* BEGIN RECORDS SHOWN *
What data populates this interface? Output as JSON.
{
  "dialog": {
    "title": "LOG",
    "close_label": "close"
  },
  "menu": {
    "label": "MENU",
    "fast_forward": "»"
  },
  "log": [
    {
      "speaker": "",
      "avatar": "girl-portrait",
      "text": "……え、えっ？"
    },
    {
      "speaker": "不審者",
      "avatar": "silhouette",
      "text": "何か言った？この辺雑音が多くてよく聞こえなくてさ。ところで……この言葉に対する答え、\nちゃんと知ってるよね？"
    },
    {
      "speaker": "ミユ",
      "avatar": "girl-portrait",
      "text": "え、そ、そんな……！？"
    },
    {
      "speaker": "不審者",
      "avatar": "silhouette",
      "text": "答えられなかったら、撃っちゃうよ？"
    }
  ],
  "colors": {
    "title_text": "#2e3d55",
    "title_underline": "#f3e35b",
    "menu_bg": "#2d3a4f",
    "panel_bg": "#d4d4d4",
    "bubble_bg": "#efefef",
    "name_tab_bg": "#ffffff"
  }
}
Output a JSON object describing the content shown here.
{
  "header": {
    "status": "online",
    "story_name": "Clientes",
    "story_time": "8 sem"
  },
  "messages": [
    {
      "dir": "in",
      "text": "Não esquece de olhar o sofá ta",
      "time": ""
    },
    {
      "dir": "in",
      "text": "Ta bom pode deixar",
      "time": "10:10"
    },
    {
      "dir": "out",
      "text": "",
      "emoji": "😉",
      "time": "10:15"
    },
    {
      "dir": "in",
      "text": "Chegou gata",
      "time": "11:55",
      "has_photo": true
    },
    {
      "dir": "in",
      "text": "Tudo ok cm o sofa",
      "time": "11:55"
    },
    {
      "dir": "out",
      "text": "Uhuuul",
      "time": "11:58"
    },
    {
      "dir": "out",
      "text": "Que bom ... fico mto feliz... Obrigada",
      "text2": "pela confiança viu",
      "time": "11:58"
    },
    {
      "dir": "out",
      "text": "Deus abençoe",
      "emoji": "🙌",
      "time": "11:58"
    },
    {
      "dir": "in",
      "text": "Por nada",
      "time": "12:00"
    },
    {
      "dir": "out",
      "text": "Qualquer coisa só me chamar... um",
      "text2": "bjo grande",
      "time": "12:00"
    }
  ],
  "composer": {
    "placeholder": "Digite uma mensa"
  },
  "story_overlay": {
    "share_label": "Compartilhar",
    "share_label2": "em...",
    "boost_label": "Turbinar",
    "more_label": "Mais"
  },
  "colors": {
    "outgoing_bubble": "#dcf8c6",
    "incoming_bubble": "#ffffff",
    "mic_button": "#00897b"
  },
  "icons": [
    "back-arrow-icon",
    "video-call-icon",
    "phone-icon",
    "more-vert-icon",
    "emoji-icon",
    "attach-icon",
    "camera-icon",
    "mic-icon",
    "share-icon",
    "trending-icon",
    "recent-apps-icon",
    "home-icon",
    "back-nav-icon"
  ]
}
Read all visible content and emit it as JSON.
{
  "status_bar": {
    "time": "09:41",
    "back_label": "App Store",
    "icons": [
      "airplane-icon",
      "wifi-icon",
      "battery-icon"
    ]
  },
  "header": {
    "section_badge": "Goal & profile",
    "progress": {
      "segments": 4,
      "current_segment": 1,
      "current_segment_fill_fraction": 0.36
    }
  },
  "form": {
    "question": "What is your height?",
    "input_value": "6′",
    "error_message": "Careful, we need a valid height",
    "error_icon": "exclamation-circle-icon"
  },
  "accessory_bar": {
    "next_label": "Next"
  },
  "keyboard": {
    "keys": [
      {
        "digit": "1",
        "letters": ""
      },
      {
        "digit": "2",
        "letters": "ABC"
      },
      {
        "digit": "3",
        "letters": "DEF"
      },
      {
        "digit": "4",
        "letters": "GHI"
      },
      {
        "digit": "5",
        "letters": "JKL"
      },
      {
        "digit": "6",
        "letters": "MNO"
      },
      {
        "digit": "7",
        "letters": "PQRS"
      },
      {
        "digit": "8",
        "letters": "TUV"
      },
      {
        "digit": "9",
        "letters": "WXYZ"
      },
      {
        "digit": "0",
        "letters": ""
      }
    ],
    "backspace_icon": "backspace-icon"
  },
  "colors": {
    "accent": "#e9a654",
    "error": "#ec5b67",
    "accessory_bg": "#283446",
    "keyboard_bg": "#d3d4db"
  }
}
* END RECORDS SHOWN *
**TASK**
What is needed here is an exact reproduction of all the entries.

**REPLY TO THE TASK**
What data populates this interface? Output as JSON.
{
  "dialog": {
    "title": "LOG",
    "close_label": "close"
  },
  "menu": {
    "label": "MENU",
    "fast_forward": "»"
  },
  "log": [
    {
      "speaker": "",
      "avatar": "girl-portrait",
      "text": "……え、えっ？"
    },
    {
      "speaker": "不審者",
      "avatar": "silhouette",
      "text": "何か言った？この辺雑音が多くてよく聞こえなくてさ。ところで……この言葉に対する答え、\nちゃんと知ってるよね？"
    },
    {
      "speaker": "ミユ",
      "avatar": "girl-portrait",
      "text": "え、そ、そんな……！？"
    },
    {
      "speaker": "不審者",
      "avatar": "silhouette",
      "text": "答えられなかったら、撃っちゃうよ？"
    }
  ],
  "colors": {
    "title_text": "#2e3d55",
    "title_underline": "#f3e35b",
    "menu_bg": "#2d3a4f",
    "panel_bg": "#d4d4d4",
    "bubble_bg": "#efefef",
    "name_tab_bg": "#ffffff"
  }
}
Output a JSON object describing the content shown here.
{
  "header": {
    "status": "online",
    "story_name": "Clientes",
    "story_time": "8 sem"
  },
  "messages": [
    {
      "dir": "in",
      "text": "Não esquece de olhar o sofá ta",
      "time": ""
    },
    {
      "dir": "in",
      "text": "Ta bom pode deixar",
      "time": "10:10"
    },
    {
      "dir": "out",
      "text": "",
      "emoji": "😉",
      "time": "10:15"
    },
    {
      "dir": "in",
      "text": "Chegou gata",
      "time": "11:55",
      "has_photo": true
    },
    {
      "dir": "in",
      "text": "Tudo ok cm o sofa",
      "time": "11:55"
    },
    {
      "dir": "out",
      "text": "Uhuuul",
      "time": "11:58"
    },
    {
      "dir": "out",
      "text": "Que bom ... fico mto feliz... Obrigada",
      "text2": "pela confiança viu",
      "time": "11:58"
    },
    {
      "dir": "out",
      "text": "Deus abençoe",
      "emoji": "🙌",
      "time": "11:58"
    },
    {
      "dir": "in",
      "text": "Por nada",
      "time": "12:00"
    },
    {
      "dir": "out",
      "text": "Qualquer coisa só me chamar... um",
      "text2": "bjo grande",
      "time": "12:00"
    }
  ],
  "composer": {
    "placeholder": "Digite uma mensa"
  },
  "story_overlay": {
    "share_label": "Compartilhar",
    "share_label2": "em...",
    "boost_label": "Turbinar",
    "more_label": "Mais"
  },
  "colors": {
    "outgoing_bubble": "#dcf8c6",
    "incoming_bubble": "#ffffff",
    "mic_button": "#00897b"
  },
  "icons": [
    "back-arrow-icon",
    "video-call-icon",
    "phone-icon",
    "more-vert-icon",
    "emoji-icon",
    "attach-icon",
    "camera-icon",
    "mic-icon",
    "share-icon",
    "trending-icon",
    "recent-apps-icon",
    "home-icon",
    "back-nav-icon"
  ]
}
Read all visible content and emit it as JSON.
{
  "status_bar": {
    "time": "09:41",
    "back_label": "App Store",
    "icons": [
      "airplane-icon",
      "wifi-icon",
      "battery-icon"
    ]
  },
  "header": {
    "section_badge": "Goal & profile",
    "progress": {
      "segments": 4,
      "current_segment": 1,
      "current_segment_fill_fraction": 0.36
    }
  },
  "form": {
    "question": "What is your height?",
    "input_value": "6′",
    "error_message": "Careful, we need a valid height",
    "error_icon": "exclamation-circle-icon"
  },
  "accessory_bar": {
    "next_label": "Next"
  },
  "keyboard": {
    "keys": [
      {
        "digit": "1",
        "letters": ""
      },
      {
        "digit": "2",
        "letters": "ABC"
      },
      {
        "digit": "3",
        "letters": "DEF"
      },
      {
        "digit": "4",
        "letters": "GHI"
      },
      {
        "digit": "5",
        "letters": "JKL"
      },
      {
        "digit": "6",
        "letters": "MNO"
      },
      {
        "digit": "7",
        "letters": "PQRS"
      },
      {
        "digit": "8",
        "letters": "TUV"
      },
      {
        "digit": "9",
        "letters": "WXYZ"
      },
      {
        "digit": "0",
        "letters": ""
      }
    ],
    "backspace_icon": "backspace-icon"
  },
  "colors": {
    "accent": "#e9a654",
    "error": "#ec5b67",
    "accessory_bg": "#283446",
    "keyboard_bg": "#d3d4db"
  }
}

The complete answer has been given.